• **WORK TO BE COMPLETED**:
Gather, from the listing beneath this task, every line holding the string "информации".

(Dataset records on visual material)
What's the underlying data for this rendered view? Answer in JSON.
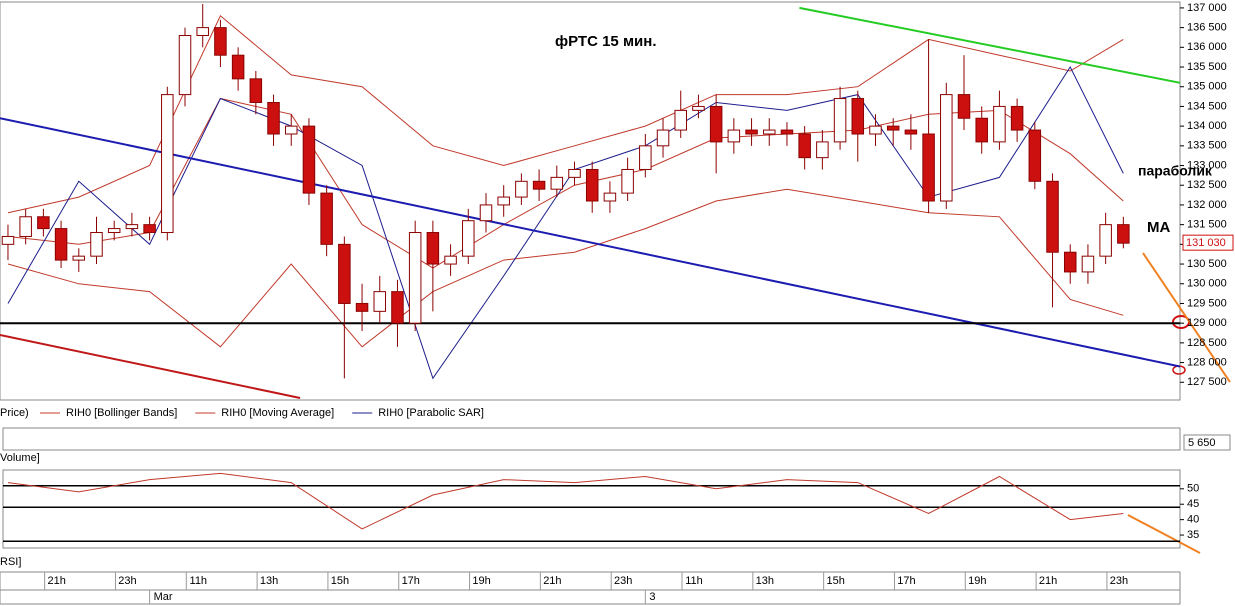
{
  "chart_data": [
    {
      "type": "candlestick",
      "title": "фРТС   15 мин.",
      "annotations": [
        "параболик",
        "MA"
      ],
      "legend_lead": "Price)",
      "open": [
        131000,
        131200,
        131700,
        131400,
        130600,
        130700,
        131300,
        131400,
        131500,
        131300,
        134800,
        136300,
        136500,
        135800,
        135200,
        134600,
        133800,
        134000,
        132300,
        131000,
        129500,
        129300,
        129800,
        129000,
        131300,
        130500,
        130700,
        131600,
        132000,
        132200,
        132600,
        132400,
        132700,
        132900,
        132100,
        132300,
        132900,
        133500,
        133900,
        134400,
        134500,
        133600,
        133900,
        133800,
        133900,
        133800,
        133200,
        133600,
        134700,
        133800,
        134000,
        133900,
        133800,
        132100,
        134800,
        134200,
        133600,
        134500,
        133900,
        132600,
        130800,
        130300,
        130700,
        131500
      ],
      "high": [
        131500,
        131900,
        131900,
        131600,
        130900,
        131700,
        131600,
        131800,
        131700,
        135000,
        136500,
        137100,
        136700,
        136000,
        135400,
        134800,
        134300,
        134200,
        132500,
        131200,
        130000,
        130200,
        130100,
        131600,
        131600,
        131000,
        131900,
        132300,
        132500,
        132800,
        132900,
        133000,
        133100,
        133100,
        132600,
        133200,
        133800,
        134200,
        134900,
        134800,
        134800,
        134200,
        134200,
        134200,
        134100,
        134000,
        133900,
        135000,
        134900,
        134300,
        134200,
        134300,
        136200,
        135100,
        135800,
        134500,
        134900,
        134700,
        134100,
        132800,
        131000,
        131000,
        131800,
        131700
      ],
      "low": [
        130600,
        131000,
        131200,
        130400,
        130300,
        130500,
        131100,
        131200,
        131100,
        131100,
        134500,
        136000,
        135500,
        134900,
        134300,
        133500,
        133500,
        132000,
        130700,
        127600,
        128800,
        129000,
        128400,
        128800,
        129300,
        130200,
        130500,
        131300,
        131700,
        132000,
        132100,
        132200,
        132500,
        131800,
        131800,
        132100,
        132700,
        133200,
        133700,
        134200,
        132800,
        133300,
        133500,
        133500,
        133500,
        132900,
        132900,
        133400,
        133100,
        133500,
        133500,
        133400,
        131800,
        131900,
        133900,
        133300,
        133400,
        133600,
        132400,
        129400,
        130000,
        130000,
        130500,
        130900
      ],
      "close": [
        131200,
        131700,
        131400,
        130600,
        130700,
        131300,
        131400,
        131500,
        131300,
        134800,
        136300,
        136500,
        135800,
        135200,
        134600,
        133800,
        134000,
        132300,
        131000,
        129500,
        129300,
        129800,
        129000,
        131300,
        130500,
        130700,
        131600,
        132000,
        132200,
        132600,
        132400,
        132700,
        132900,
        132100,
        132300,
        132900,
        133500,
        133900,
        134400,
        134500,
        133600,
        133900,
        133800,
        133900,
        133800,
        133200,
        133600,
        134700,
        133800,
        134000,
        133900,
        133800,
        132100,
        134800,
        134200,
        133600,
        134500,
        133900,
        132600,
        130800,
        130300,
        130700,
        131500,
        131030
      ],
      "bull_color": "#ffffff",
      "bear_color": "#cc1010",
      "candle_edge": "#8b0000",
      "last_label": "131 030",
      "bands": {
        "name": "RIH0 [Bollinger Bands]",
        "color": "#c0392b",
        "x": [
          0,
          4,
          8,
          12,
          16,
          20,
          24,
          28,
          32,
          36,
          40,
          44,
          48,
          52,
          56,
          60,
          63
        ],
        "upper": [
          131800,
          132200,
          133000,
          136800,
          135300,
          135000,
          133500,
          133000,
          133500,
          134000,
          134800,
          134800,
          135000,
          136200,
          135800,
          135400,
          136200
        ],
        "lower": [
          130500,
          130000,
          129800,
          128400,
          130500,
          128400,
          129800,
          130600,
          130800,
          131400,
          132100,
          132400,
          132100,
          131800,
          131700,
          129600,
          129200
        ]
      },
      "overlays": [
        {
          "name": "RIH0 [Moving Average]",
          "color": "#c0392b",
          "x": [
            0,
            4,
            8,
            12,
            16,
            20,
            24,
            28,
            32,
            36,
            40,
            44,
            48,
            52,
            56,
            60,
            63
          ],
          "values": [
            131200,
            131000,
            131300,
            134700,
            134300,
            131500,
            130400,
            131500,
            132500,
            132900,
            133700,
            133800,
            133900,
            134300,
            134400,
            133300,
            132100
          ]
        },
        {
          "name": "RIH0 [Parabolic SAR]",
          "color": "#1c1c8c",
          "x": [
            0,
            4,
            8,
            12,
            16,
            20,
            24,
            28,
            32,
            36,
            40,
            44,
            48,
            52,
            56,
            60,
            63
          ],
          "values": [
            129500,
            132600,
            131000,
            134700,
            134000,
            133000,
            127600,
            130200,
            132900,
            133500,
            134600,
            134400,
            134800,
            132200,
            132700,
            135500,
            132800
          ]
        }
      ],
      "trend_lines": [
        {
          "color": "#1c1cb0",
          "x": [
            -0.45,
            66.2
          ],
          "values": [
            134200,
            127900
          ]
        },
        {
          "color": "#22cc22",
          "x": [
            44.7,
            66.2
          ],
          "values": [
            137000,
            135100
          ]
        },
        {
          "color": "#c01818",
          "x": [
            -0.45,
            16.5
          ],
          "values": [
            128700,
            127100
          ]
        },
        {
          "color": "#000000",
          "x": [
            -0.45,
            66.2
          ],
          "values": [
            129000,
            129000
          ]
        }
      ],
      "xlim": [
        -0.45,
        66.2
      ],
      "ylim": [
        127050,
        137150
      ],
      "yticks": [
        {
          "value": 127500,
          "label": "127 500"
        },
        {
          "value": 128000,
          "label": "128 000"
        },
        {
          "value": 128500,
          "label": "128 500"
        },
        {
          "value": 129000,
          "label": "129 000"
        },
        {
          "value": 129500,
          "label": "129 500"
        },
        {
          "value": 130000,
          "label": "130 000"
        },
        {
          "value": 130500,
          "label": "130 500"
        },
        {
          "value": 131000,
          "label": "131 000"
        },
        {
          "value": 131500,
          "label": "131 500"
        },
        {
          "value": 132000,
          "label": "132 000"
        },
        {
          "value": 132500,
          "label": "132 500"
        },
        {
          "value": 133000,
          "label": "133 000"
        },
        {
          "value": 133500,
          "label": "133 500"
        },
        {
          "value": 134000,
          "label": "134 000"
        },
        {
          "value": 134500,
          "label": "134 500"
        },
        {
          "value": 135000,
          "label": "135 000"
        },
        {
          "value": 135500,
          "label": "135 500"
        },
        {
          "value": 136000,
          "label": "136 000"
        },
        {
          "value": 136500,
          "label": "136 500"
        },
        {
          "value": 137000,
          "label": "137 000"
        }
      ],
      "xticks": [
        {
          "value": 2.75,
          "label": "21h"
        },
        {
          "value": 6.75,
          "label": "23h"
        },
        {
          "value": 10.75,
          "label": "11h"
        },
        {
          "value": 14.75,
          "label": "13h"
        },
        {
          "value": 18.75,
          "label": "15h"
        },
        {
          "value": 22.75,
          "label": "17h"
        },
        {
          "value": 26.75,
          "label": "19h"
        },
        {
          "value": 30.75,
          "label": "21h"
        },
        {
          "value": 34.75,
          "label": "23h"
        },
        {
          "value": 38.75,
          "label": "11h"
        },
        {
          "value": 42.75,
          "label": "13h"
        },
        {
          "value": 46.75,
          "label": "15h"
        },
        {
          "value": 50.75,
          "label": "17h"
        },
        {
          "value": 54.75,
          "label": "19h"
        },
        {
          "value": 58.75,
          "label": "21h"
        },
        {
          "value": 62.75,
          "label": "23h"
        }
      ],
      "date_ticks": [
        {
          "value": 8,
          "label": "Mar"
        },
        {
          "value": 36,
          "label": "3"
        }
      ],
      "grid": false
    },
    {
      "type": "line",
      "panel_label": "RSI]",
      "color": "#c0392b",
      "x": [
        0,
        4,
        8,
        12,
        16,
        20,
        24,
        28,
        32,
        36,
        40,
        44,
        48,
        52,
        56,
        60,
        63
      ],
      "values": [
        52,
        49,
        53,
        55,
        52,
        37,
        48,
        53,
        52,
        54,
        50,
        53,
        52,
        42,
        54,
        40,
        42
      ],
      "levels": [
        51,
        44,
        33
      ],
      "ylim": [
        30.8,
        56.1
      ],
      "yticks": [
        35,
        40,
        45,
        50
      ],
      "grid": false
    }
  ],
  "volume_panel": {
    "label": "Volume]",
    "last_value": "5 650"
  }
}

--

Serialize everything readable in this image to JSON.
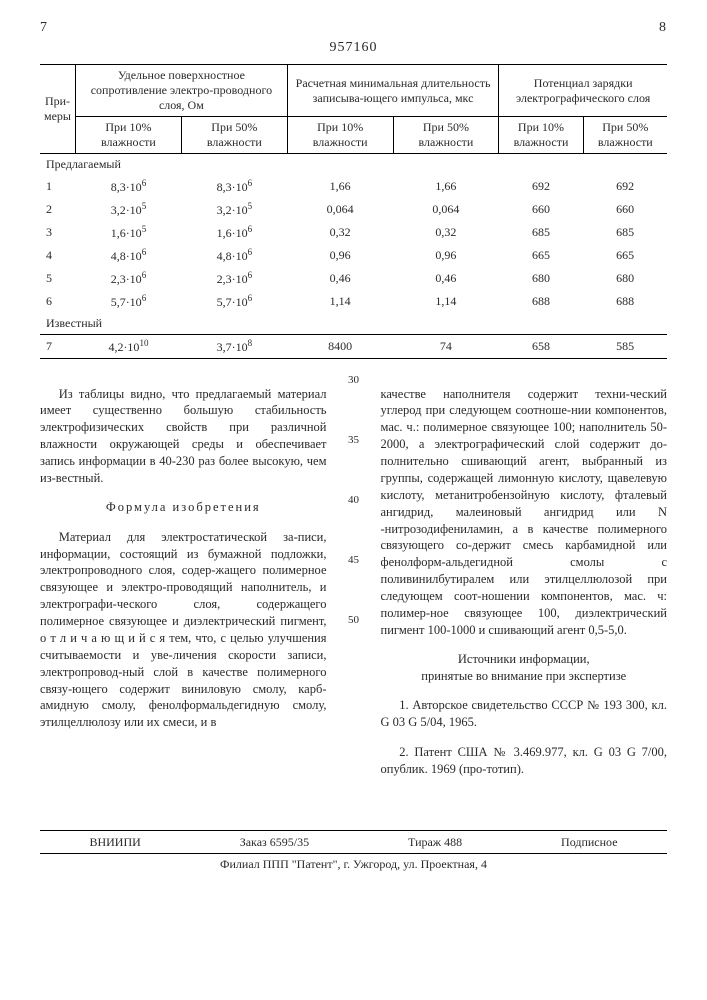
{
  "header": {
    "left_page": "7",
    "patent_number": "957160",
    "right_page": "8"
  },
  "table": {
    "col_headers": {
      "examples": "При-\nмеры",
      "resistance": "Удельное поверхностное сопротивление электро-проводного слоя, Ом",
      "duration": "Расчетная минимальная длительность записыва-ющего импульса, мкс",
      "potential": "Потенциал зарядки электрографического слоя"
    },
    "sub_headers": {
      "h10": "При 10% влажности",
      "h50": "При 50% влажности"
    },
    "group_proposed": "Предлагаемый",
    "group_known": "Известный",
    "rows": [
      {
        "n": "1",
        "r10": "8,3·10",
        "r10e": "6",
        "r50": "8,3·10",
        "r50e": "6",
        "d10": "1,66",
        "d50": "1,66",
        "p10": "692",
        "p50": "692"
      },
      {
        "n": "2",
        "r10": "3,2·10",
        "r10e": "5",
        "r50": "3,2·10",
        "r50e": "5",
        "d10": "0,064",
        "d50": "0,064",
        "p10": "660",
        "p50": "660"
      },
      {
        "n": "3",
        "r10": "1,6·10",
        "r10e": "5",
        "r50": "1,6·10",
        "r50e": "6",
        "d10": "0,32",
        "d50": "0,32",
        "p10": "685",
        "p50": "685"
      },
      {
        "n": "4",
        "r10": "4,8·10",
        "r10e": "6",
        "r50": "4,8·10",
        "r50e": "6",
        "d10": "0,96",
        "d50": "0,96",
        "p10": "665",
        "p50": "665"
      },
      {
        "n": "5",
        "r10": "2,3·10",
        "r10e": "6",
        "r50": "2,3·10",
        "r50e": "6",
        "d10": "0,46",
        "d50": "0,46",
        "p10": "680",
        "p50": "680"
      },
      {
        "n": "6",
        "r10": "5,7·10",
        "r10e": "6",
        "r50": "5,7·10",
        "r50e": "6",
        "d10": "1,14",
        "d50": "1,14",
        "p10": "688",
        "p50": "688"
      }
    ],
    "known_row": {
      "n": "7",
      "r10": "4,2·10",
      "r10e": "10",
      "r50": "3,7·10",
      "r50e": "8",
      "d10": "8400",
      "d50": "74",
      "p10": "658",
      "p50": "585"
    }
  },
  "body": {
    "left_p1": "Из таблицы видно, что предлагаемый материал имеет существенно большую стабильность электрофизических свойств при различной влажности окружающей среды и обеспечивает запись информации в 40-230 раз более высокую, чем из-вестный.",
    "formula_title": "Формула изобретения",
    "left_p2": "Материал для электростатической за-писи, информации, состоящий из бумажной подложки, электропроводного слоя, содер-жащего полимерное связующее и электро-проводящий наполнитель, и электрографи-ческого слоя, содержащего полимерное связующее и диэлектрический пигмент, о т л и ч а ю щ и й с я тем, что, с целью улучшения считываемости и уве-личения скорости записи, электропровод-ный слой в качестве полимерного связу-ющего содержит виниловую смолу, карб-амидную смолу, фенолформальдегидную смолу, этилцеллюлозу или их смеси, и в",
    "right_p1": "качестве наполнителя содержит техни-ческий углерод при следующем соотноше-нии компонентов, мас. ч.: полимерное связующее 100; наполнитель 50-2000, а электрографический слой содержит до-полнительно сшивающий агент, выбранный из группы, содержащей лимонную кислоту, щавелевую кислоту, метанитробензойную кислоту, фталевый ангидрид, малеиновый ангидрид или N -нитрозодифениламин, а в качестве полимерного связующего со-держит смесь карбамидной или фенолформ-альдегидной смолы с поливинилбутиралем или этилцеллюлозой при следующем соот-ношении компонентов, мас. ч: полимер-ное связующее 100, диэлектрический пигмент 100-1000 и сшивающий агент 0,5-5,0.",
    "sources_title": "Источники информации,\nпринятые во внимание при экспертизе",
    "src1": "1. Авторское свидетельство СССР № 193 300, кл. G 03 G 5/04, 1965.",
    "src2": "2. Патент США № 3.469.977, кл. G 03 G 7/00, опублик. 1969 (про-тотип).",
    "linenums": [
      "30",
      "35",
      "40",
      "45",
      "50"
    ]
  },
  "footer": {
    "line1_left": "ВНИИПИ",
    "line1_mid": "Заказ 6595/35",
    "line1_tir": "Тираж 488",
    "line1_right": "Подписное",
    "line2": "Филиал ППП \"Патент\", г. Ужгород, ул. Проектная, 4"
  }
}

• **FULL ANSWER**:
    "left_p1": "Из таблицы видно, что предлагаемый материал имеет существенно большую стабильность электрофизических свойств при различной влажности окружающей среды и обеспечивает запись информации в 40-230 раз более высокую, чем из-вестный.",
    "left_p2": "Материал для электростатической за-писи, информации, состоящий из бумажной подложки, электропроводного слоя, содер-жащего полимерное связующее и электро-проводящий наполнитель, и электрографи-ческого слоя, содержащего полимерное связующее и диэлектрический пигмент, о т л и ч а ю щ и й с я тем, что, с целью улучшения считываемости и уве-личения скорости записи, электропровод-ный слой в качестве полимерного связу-ющего содержит виниловую смолу, карб-амидную смолу, фенолформальдегидную смолу, этилцеллюлозу или их смеси, и в",
    "sources_title": "Источники информации,\nпринятые во внимание при экспертизе",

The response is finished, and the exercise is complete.